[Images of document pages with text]
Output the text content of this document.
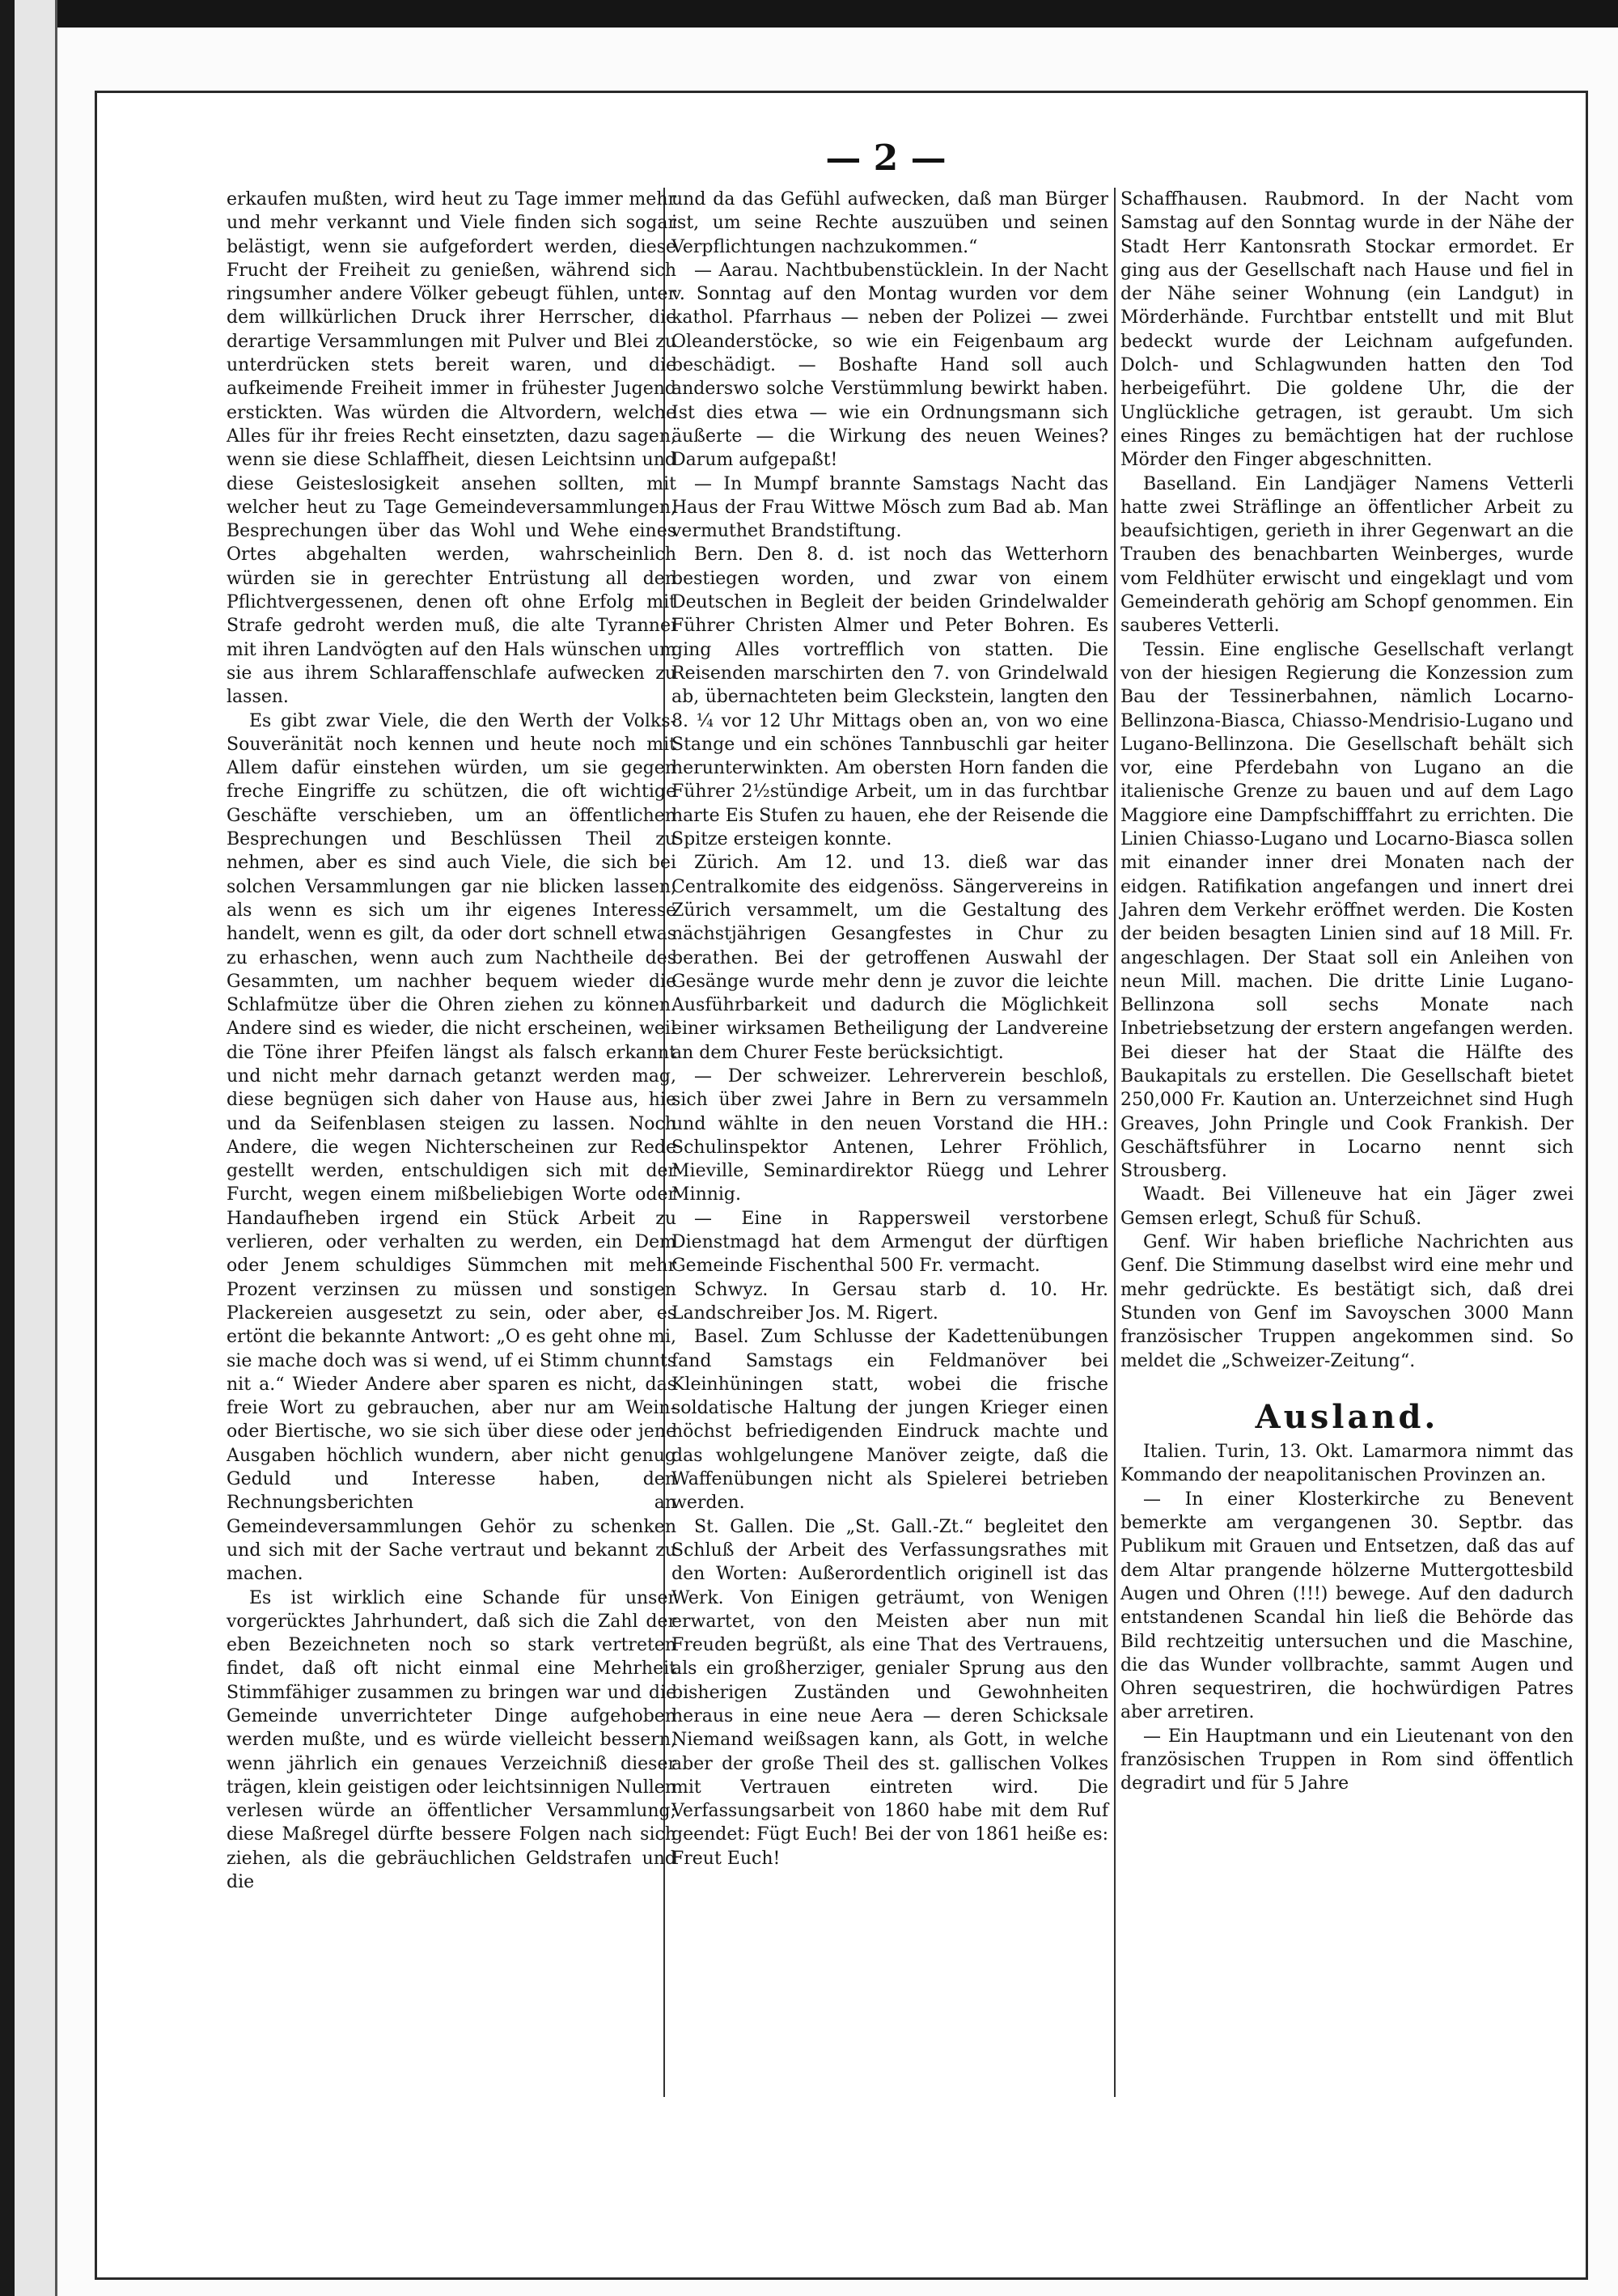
— 2 —

erkaufen mußten, wird heut zu Tage immer mehr und mehr verkannt und Viele finden sich sogar belästigt, wenn sie aufgefordert werden, diese Frucht der Freiheit zu genießen, während sich ringsumher andere Völker gebeugt fühlen, unter dem willkürlichen Druck ihrer Herrscher, die derartige Versammlungen mit Pulver und Blei zu unterdrücken stets bereit waren, und die aufkeimende Freiheit immer in frühester Jugend erstickten. Was würden die Altvordern, welche Alles für ihr freies Recht einsetzten, dazu sagen, wenn sie diese Schlaffheit, diesen Leichtsinn und diese Geisteslosigkeit ansehen sollten, mit welcher heut zu Tage Gemeindeversammlungen, Besprechungen über das Wohl und Wehe eines Ortes abgehalten werden, wahrscheinlich würden sie in gerechter Entrüstung all den Pflichtvergessenen, denen oft ohne Erfolg mit Strafe gedroht werden muß, die alte Tyrannei mit ihren Landvögten auf den Hals wünschen um sie aus ihrem Schlaraffenschlafe aufwecken zu lassen.

Es gibt zwar Viele, die den Werth der Volks-Souveränität noch kennen und heute noch mit Allem dafür einstehen würden, um sie gegen freche Eingriffe zu schützen, die oft wichtige Geschäfte verschieben, um an öffentlichen Besprechungen und Beschlüssen Theil zu nehmen, aber es sind auch Viele, die sich bei solchen Versammlungen gar nie blicken lassen, als wenn es sich um ihr eigenes Interesse handelt, wenn es gilt, da oder dort schnell etwas zu erhaschen, wenn auch zum Nachtheile des Gesammten, um nachher bequem wieder die Schlafmütze über die Ohren ziehen zu können. Andere sind es wieder, die nicht erscheinen, weil die Töne ihrer Pfeifen längst als falsch erkannt und nicht mehr darnach getanzt werden mag, diese begnügen sich daher von Hause aus, hie und da Seifenblasen steigen zu lassen. Noch Andere, die wegen Nichterscheinen zur Rede gestellt werden, entschuldigen sich mit der Furcht, wegen einem mißbeliebigen Worte oder Handaufheben irgend ein Stück Arbeit zu verlieren, oder verhalten zu werden, ein Dem oder Jenem schuldiges Sümmchen mit mehr Prozent verzinsen zu müssen und sonstigen Plackereien ausgesetzt zu sein, oder aber, es ertönt die bekannte Antwort: „O es geht ohne mi, sie mache doch was si wend, uf ei Stimm chunnts nit a.“ Wieder Andere aber sparen es nicht, das freie Wort zu gebrauchen, aber nur am Wein- oder Biertische, wo sie sich über diese oder jene Ausgaben höchlich wundern, aber nicht genug Geduld und Interesse haben, den Rechnungsberichten an Gemeindeversammlungen Gehör zu schenken und sich mit der Sache vertraut und bekannt zu machen.

Es ist wirklich eine Schande für unser vorgerücktes Jahrhundert, daß sich die Zahl der eben Bezeichneten noch so stark vertreten findet, daß oft nicht einmal eine Mehrheit Stimmfähiger zusammen zu bringen war und die Gemeinde unverrichteter Dinge aufgehoben werden mußte, und es würde vielleicht bessern, wenn jährlich ein genaues Verzeichniß dieser trägen, klein geistigen oder leichtsinnigen Nullen verlesen würde an öffentlicher Versammlung; diese Maßregel dürfte bessere Folgen nach sich ziehen, als die gebräuchlichen Geldstrafen und die

und da das Gefühl aufwecken, daß man Bürger ist, um seine Rechte auszuüben und seinen Verpflichtungen nachzukommen.“

— Aarau. Nachtbubenstücklein. In der Nacht v. Sonntag auf den Montag wurden vor dem kathol. Pfarrhaus — neben der Polizei — zwei Oleanderstöcke, so wie ein Feigenbaum arg beschädigt. — Boshafte Hand soll auch anderswo solche Verstümmlung bewirkt haben. Ist dies etwa — wie ein Ordnungsmann sich äußerte — die Wirkung des neuen Weines? Darum aufgepaßt!

— In Mumpf brannte Samstags Nacht das Haus der Frau Wittwe Mösch zum Bad ab. Man vermuthet Brandstiftung.

Bern. Den 8. d. ist noch das Wetterhorn bestiegen worden, und zwar von einem Deutschen in Begleit der beiden Grindelwalder Führer Christen Almer und Peter Bohren. Es ging Alles vortrefflich von statten. Die Reisenden marschirten den 7. von Grindelwald ab, übernachteten beim Gleckstein, langten den 8. ¼ vor 12 Uhr Mittags oben an, von wo eine Stange und ein schönes Tannbuschli gar heiter herunterwinkten. Am obersten Horn fanden die Führer 2½stündige Arbeit, um in das furchtbar harte Eis Stufen zu hauen, ehe der Reisende die Spitze ersteigen konnte.

Zürich. Am 12. und 13. dieß war das Centralkomite des eidgenöss. Sängervereins in Zürich versammelt, um die Gestaltung des nächstjährigen Gesangfestes in Chur zu berathen. Bei der getroffenen Auswahl der Gesänge wurde mehr denn je zuvor die leichte Ausführbarkeit und dadurch die Möglichkeit einer wirksamen Betheiligung der Landvereine an dem Churer Feste berücksichtigt.

— Der schweizer. Lehrerverein beschloß, sich über zwei Jahre in Bern zu versammeln und wählte in den neuen Vorstand die HH.: Schulinspektor Antenen, Lehrer Fröhlich, Mieville, Seminardirektor Rüegg und Lehrer Minnig.

— Eine in Rappersweil verstorbene Dienstmagd hat dem Armengut der dürftigen Gemeinde Fischenthal 500 Fr. vermacht.

Schwyz. In Gersau starb d. 10. Hr. Landschreiber Jos. M. Rigert.

Basel. Zum Schlusse der Kadettenübungen fand Samstags ein Feldmanöver bei Kleinhüningen statt, wobei die frische soldatische Haltung der jungen Krieger einen höchst befriedigenden Eindruck machte und das wohlgelungene Manöver zeigte, daß die Waffenübungen nicht als Spielerei betrieben werden.

St. Gallen. Die „St. Gall.-Zt.“ begleitet den Schluß der Arbeit des Verfassungsrathes mit den Worten: Außerordentlich originell ist das Werk. Von Einigen geträumt, von Wenigen erwartet, von den Meisten aber nun mit Freuden begrüßt, als eine That des Vertrauens, als ein großherziger, genialer Sprung aus den bisherigen Zuständen und Gewohnheiten heraus in eine neue Aera — deren Schicksale Niemand weißsagen kann, als Gott, in welche aber der große Theil des st. gallischen Volkes mit Vertrauen eintreten wird. Die Verfassungsarbeit von 1860 habe mit dem Ruf geendet: Fügt Euch! Bei der von 1861 heiße es: Freut Euch!

Schaffhausen. Raubmord. In der Nacht vom Samstag auf den Sonntag wurde in der Nähe der Stadt Herr Kantonsrath Stockar ermordet. Er ging aus der Gesellschaft nach Hause und fiel in der Nähe seiner Wohnung (ein Landgut) in Mörderhände. Furchtbar entstellt und mit Blut bedeckt wurde der Leichnam aufgefunden. Dolch- und Schlagwunden hatten den Tod herbeigeführt. Die goldene Uhr, die der Unglückliche getragen, ist geraubt. Um sich eines Ringes zu bemächtigen hat der ruchlose Mörder den Finger abgeschnitten.

Baselland. Ein Landjäger Namens Vetterli hatte zwei Sträflinge an öffentlicher Arbeit zu beaufsichtigen, gerieth in ihrer Gegenwart an die Trauben des benachbarten Weinberges, wurde vom Feldhüter erwischt und eingeklagt und vom Gemeinderath gehörig am Schopf genommen. Ein sauberes Vetterli.

Tessin. Eine englische Gesellschaft verlangt von der hiesigen Regierung die Konzession zum Bau der Tessinerbahnen, nämlich Locarno-Bellinzona-Biasca, Chiasso-Mendrisio-Lugano und Lugano-Bellinzona. Die Gesellschaft behält sich vor, eine Pferdebahn von Lugano an die italienische Grenze zu bauen und auf dem Lago Maggiore eine Dampfschifffahrt zu errichten. Die Linien Chiasso-Lugano und Locarno-Biasca sollen mit einander inner drei Monaten nach der eidgen. Ratifikation angefangen und innert drei Jahren dem Verkehr eröffnet werden. Die Kosten der beiden besagten Linien sind auf 18 Mill. Fr. angeschlagen. Der Staat soll ein Anleihen von neun Mill. machen. Die dritte Linie Lugano-Bellinzona soll sechs Monate nach Inbetriebsetzung der erstern angefangen werden. Bei dieser hat der Staat die Hälfte des Baukapitals zu erstellen. Die Gesellschaft bietet 250,000 Fr. Kaution an. Unterzeichnet sind Hugh Greaves, John Pringle und Cook Frankish. Der Geschäftsführer in Locarno nennt sich Strousberg.

Waadt. Bei Villeneuve hat ein Jäger zwei Gemsen erlegt, Schuß für Schuß.

Genf. Wir haben briefliche Nachrichten aus Genf. Die Stimmung daselbst wird eine mehr und mehr gedrückte. Es bestätigt sich, daß drei Stunden von Genf im Savoyschen 3000 Mann französischer Truppen angekommen sind. So meldet die „Schweizer-Zeitung“.

Ausland.

Italien. Turin, 13. Okt. Lamarmora nimmt das Kommando der neapolitanischen Provinzen an.

— In einer Klosterkirche zu Benevent bemerkte am vergangenen 30. Septbr. das Publikum mit Grauen und Entsetzen, daß das auf dem Altar prangende hölzerne Muttergottesbild Augen und Ohren (!!!) bewege. Auf den dadurch entstandenen Scandal hin ließ die Behörde das Bild rechtzeitig untersuchen und die Maschine, die das Wunder vollbrachte, sammt Augen und Ohren sequestriren, die hochwürdigen Patres aber arretiren.

— Ein Hauptmann und ein Lieutenant von den französischen Truppen in Rom sind öffentlich degradirt und für 5 Jahre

TASK INSTRUCTIONS: Among the lines above, find those with the word "Truppen". Copy them.

TASK RESPONSE:
Genf. Wir haben briefliche Nachrichten aus Genf. Die Stimmung daselbst wird eine mehr und mehr gedrückte. Es bestätigt sich, daß drei Stunden von Genf im Savoyschen 3000 Mann französischer Truppen angekommen sind. So meldet die „Schweizer-Zeitung“.
— Ein Hauptmann und ein Lieutenant von den französischen Truppen in Rom sind öffentlich degradirt und für 5 Jahre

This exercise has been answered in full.